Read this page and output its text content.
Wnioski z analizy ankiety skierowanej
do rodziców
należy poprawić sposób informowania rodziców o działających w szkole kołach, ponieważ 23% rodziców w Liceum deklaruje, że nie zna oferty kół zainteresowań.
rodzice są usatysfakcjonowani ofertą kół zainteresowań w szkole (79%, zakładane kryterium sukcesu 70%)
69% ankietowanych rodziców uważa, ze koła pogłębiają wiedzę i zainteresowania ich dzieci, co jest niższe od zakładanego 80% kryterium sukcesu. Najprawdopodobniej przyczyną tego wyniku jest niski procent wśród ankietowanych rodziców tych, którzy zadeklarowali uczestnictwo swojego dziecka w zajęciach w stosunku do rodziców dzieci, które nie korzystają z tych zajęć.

━━━

== Exercise task ==
Would you reproduce all the entries exactly?

== Correct answer ==
Read this page and output its text content.
Wnioski z analizy ankiety skierowanej
do rodziców
należy poprawić sposób informowania rodziców o działających w szkole kołach, ponieważ 23% rodziców w Liceum deklaruje, że nie zna oferty kół zainteresowań.
rodzice są usatysfakcjonowani ofertą kół zainteresowań w szkole (79%, zakładane kryterium sukcesu 70%)
69% ankietowanych rodziców uważa, ze koła pogłębiają wiedzę i zainteresowania ich dzieci, co jest niższe od zakładanego 80% kryterium sukcesu. Najprawdopodobniej przyczyną tego wyniku jest niski procent wśród ankietowanych rodziców tych, którzy zadeklarowali uczestnictwo swojego dziecka w zajęciach w stosunku do rodziców dzieci, które nie korzystają z tych zajęć.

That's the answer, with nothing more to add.